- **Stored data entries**
----

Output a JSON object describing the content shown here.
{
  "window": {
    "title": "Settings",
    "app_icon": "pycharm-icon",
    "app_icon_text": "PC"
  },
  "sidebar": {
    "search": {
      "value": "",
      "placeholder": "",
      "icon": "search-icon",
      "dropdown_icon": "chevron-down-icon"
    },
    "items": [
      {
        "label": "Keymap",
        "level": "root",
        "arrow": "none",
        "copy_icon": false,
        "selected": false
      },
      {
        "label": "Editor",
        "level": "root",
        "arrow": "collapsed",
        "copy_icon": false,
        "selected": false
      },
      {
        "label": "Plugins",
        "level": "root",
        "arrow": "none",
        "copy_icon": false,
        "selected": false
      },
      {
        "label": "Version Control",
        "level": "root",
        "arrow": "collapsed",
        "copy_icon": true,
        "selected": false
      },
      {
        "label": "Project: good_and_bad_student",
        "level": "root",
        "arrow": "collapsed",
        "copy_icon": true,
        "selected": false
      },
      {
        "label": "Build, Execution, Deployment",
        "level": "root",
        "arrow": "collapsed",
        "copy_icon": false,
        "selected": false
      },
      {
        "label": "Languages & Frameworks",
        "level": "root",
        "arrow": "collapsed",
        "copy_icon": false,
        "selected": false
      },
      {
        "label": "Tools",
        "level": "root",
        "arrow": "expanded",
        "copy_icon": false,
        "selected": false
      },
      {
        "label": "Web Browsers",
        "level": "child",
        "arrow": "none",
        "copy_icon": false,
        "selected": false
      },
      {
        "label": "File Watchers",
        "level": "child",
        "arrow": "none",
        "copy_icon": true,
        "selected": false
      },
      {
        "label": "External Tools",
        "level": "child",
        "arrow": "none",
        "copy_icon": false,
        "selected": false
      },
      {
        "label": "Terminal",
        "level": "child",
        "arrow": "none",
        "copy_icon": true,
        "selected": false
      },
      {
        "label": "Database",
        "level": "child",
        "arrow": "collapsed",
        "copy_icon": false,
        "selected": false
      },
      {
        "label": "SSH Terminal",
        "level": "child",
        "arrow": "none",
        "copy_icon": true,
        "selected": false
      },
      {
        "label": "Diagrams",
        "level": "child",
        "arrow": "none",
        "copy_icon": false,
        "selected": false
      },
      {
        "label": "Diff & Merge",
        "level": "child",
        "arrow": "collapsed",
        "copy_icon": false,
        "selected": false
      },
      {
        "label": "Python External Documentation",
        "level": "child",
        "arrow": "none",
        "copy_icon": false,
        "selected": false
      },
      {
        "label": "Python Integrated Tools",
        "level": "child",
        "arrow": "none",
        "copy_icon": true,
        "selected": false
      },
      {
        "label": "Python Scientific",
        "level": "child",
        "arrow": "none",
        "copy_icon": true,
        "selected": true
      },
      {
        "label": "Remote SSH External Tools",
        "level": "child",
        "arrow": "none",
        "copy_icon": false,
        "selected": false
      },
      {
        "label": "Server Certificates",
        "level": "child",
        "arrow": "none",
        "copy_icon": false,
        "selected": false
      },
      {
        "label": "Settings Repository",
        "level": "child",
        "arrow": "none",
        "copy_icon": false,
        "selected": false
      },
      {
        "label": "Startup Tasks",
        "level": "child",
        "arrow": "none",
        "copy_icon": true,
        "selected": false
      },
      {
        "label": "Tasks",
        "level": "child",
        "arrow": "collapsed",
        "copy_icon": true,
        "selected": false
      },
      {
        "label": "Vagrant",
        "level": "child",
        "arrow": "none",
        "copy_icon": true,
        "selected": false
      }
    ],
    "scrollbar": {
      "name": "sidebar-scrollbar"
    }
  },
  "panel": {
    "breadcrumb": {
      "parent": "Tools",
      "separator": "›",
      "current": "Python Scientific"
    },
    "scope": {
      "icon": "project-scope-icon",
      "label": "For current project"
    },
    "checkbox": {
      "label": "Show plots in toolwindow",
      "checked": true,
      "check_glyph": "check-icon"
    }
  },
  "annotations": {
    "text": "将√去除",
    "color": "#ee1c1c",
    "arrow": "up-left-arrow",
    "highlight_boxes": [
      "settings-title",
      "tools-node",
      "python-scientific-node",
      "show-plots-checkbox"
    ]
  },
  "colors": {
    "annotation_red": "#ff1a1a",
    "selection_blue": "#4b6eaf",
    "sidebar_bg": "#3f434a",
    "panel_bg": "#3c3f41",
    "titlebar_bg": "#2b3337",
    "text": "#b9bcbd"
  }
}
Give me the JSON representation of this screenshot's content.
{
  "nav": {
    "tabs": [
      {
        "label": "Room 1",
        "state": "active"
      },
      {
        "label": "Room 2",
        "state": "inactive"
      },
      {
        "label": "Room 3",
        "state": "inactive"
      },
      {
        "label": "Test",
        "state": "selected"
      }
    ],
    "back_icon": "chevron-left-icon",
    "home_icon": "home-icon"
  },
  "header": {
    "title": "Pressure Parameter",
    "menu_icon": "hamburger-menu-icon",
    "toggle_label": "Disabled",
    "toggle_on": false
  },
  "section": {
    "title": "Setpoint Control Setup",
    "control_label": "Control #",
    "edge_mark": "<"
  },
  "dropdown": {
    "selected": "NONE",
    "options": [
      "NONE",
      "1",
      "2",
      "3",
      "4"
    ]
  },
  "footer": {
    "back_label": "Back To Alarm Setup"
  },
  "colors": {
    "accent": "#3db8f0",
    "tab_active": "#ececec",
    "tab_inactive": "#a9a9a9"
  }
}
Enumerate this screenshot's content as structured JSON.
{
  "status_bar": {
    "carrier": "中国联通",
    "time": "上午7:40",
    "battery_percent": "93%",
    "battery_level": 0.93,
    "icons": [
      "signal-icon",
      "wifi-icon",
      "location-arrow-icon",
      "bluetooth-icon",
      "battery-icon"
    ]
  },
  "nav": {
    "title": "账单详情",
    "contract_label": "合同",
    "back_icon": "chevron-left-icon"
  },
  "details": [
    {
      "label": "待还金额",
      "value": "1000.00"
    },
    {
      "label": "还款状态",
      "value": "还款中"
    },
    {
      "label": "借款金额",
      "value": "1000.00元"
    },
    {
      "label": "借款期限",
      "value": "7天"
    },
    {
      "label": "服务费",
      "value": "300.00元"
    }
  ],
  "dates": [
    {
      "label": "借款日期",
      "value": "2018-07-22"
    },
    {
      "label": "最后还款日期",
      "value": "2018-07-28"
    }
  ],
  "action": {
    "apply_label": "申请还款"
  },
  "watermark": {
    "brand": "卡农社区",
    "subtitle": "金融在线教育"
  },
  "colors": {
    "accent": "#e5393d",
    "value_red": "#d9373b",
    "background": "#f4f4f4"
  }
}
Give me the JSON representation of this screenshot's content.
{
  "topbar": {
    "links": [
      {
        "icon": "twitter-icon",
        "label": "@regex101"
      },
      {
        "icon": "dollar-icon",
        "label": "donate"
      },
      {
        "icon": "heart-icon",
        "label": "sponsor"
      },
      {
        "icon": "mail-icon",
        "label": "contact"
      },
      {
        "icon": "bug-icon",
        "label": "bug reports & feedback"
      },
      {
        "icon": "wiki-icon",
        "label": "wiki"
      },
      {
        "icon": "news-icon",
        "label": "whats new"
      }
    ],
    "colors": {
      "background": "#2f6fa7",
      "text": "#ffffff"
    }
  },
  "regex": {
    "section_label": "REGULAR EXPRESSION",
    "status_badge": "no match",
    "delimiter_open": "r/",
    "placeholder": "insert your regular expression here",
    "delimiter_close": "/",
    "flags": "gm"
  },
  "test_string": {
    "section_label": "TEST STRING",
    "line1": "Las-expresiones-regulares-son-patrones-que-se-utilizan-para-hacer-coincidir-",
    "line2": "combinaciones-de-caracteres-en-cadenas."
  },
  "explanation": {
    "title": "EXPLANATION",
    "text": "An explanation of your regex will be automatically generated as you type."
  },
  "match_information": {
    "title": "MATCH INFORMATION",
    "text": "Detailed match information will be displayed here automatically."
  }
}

----

- **Task**
Check each line of the entries above, and show every one holding the word "your".

- **Reply**
    "placeholder": "insert your regular expression here",
    "text": "An explanation of your regex will be automatically generated as you type."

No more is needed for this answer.